Material for this task =
──────────

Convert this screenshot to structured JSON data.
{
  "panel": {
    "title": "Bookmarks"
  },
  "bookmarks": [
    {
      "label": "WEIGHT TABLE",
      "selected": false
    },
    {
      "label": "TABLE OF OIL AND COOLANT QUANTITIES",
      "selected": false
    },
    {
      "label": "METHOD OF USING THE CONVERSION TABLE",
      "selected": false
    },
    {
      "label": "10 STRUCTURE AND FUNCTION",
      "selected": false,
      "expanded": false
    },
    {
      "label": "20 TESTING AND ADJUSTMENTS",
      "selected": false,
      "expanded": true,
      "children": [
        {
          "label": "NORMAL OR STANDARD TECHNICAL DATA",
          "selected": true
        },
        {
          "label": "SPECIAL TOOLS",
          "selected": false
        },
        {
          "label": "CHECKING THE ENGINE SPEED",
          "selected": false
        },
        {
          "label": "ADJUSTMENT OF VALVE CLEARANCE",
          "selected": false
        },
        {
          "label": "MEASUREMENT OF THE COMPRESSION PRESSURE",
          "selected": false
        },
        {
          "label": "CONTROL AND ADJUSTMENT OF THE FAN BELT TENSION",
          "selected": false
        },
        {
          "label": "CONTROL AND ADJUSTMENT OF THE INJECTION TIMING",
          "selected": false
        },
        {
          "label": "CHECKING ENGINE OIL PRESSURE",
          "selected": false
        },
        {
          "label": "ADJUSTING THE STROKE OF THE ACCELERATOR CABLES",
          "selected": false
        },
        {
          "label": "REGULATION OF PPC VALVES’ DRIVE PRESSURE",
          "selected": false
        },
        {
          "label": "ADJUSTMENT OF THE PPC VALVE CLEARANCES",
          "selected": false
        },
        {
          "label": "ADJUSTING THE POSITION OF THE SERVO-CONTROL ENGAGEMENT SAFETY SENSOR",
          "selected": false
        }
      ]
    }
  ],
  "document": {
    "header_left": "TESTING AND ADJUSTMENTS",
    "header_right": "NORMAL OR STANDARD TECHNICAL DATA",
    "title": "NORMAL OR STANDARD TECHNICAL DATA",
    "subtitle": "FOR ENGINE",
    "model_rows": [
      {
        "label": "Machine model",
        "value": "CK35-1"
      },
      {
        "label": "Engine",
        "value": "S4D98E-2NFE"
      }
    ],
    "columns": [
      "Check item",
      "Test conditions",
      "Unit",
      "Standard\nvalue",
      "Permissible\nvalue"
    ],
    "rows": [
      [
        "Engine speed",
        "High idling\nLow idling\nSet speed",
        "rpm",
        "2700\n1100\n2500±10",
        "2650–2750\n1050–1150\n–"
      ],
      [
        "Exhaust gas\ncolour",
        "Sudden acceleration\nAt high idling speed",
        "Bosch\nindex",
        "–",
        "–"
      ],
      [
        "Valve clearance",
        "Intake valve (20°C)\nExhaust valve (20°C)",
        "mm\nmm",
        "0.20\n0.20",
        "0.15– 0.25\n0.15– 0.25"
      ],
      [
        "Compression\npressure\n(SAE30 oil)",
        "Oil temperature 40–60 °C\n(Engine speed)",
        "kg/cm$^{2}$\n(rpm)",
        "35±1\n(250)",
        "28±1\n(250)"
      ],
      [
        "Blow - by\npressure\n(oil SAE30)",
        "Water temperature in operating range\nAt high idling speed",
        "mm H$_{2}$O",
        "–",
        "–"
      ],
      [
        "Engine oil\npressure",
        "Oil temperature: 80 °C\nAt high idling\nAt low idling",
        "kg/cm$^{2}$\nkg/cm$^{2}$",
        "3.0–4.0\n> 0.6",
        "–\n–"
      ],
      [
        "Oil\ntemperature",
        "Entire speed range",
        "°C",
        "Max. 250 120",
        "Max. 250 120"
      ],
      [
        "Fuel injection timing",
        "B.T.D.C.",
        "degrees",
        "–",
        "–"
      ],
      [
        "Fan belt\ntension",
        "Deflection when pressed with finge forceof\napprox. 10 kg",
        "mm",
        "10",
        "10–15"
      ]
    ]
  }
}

──────────

Problem details = Going through the data above, count the lines where the string "CHECKING" appears, and answer with only that number.

Right answer = 2